## PROBLEM
Find the string "hình" in the records. Copy every line it appears in.
******************************
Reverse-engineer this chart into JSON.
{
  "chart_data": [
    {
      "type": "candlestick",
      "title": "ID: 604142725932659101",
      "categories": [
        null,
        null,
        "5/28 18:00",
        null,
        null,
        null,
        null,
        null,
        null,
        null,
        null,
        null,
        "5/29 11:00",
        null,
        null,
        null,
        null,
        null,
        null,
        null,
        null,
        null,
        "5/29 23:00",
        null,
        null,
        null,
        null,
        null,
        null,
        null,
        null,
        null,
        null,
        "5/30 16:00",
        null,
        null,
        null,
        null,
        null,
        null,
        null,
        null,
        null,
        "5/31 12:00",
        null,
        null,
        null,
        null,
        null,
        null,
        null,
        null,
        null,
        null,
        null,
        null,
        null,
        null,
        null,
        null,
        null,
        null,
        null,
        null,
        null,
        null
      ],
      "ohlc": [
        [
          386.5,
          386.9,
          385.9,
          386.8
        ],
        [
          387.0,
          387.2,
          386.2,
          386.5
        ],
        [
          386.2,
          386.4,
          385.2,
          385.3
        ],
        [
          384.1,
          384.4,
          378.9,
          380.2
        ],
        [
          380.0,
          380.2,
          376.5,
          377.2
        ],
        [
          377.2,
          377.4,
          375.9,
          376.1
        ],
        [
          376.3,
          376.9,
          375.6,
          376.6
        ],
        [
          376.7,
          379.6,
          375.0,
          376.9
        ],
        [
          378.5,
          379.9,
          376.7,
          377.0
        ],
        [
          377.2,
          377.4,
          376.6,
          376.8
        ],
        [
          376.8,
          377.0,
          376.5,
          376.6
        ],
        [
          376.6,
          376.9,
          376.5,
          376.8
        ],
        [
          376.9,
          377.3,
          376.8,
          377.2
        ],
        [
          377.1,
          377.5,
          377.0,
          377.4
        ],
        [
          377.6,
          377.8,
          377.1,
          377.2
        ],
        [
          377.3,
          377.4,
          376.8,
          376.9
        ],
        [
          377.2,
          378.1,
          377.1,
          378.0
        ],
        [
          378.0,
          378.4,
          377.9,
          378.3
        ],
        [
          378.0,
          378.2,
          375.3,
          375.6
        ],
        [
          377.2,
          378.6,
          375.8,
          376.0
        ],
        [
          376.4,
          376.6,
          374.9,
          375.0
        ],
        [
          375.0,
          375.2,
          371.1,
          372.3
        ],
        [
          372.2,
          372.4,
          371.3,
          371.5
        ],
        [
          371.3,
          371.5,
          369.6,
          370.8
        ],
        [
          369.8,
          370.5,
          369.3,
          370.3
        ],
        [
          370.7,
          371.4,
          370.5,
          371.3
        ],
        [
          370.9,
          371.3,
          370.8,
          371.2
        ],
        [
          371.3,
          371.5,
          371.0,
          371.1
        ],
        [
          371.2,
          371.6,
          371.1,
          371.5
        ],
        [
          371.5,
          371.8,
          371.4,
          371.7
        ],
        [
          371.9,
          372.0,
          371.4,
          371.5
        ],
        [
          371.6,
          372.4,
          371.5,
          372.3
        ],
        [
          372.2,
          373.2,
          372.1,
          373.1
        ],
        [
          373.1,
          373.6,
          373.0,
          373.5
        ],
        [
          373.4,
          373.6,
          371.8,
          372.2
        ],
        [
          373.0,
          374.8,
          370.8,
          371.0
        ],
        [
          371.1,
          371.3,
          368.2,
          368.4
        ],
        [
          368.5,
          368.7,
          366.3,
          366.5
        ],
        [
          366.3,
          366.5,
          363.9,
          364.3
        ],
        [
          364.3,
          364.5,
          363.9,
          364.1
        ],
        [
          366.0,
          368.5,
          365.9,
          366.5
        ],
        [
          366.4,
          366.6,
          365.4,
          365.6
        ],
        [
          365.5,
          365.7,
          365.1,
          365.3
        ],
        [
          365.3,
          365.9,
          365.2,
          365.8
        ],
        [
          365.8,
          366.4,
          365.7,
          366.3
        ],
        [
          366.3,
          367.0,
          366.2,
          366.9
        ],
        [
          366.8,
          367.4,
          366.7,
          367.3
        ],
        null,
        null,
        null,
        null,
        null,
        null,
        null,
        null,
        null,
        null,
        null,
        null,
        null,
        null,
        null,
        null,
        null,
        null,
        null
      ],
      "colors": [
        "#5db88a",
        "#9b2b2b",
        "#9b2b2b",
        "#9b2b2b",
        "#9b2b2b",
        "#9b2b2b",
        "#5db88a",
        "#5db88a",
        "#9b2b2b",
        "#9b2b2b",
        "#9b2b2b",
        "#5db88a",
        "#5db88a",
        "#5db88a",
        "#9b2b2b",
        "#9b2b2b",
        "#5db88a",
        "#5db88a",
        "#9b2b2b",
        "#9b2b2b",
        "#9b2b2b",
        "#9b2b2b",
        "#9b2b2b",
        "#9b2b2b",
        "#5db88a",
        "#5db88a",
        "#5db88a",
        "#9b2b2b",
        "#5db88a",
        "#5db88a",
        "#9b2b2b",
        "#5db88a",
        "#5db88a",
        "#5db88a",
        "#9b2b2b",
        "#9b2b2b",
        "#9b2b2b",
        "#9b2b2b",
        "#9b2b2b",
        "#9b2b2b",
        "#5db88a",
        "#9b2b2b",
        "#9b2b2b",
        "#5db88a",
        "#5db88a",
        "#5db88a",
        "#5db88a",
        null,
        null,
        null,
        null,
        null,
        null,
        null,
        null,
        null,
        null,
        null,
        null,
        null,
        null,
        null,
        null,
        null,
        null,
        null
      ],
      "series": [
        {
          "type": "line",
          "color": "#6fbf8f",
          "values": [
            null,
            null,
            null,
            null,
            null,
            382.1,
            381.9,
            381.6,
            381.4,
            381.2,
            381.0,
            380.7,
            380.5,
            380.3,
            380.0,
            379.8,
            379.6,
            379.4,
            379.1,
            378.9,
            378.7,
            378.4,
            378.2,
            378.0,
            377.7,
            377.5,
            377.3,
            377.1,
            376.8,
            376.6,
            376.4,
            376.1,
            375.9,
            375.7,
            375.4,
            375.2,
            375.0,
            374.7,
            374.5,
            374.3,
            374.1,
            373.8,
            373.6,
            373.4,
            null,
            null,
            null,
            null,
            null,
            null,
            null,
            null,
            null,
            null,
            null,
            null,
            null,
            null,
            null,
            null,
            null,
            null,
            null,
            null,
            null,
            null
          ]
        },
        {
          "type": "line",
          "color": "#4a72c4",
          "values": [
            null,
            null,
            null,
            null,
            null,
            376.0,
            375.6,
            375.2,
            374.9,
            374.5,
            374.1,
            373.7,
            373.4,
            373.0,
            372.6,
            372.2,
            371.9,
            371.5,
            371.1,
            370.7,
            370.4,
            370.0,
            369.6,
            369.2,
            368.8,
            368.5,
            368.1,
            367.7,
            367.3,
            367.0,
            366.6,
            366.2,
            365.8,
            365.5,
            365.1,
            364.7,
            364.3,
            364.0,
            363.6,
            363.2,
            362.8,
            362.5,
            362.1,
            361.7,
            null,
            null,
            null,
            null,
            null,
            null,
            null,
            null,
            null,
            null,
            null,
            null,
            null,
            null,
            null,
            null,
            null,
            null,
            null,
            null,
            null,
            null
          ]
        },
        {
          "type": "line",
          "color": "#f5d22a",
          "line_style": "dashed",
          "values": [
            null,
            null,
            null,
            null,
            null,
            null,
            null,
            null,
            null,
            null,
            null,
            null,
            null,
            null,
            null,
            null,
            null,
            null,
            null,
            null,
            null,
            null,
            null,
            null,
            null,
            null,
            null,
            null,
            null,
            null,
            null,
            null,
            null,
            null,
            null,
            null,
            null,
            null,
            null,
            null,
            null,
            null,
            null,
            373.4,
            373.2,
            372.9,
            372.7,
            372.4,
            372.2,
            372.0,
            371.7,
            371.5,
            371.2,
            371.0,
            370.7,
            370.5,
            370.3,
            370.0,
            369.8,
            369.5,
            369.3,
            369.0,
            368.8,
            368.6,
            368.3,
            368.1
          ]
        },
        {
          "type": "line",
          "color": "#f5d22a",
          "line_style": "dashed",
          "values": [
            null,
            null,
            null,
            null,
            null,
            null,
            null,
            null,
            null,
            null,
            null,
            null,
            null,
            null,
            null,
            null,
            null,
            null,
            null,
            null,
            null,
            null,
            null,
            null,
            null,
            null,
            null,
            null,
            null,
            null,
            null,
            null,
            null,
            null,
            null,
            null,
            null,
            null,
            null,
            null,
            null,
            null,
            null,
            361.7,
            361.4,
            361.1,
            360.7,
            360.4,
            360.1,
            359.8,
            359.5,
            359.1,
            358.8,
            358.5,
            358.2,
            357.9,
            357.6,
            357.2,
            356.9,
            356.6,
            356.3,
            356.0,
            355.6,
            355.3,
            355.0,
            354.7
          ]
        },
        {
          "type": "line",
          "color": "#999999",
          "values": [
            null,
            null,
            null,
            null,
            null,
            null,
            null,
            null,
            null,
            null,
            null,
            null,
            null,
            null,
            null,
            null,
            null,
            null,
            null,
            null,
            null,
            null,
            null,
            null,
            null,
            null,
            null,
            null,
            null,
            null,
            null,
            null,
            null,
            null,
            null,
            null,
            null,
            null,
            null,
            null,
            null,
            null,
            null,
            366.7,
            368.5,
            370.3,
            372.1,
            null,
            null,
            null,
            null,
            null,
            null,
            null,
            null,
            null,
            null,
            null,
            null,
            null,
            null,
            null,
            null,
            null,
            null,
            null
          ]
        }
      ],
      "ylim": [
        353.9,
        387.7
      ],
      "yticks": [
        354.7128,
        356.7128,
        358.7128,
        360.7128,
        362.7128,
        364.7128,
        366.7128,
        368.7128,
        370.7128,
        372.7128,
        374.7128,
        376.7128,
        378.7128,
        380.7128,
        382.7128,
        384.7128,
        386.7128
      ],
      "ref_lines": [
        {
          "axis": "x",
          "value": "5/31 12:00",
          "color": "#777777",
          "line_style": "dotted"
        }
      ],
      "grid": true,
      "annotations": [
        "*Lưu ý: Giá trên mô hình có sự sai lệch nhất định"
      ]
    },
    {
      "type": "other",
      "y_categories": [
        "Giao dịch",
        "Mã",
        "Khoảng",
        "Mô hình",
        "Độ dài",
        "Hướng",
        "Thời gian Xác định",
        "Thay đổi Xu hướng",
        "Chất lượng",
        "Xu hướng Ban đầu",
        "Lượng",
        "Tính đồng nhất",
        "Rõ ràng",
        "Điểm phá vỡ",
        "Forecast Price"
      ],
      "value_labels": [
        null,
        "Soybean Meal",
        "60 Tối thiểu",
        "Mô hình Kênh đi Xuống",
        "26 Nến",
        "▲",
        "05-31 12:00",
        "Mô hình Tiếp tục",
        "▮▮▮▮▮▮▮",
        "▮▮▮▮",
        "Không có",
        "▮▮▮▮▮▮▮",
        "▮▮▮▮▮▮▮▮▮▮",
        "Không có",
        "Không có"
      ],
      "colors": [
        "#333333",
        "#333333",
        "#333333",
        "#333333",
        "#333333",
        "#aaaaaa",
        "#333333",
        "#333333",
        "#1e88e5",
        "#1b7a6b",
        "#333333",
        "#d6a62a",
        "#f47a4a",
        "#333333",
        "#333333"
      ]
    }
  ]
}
******************************
## EXERCISE RESULT
        "*Lưu ý: Giá trên mô hình có sự sai lệch nhất định"
        "Mô hình",
        "Mô hình Kênh đi Xuống",
        "Mô hình Tiếp tục",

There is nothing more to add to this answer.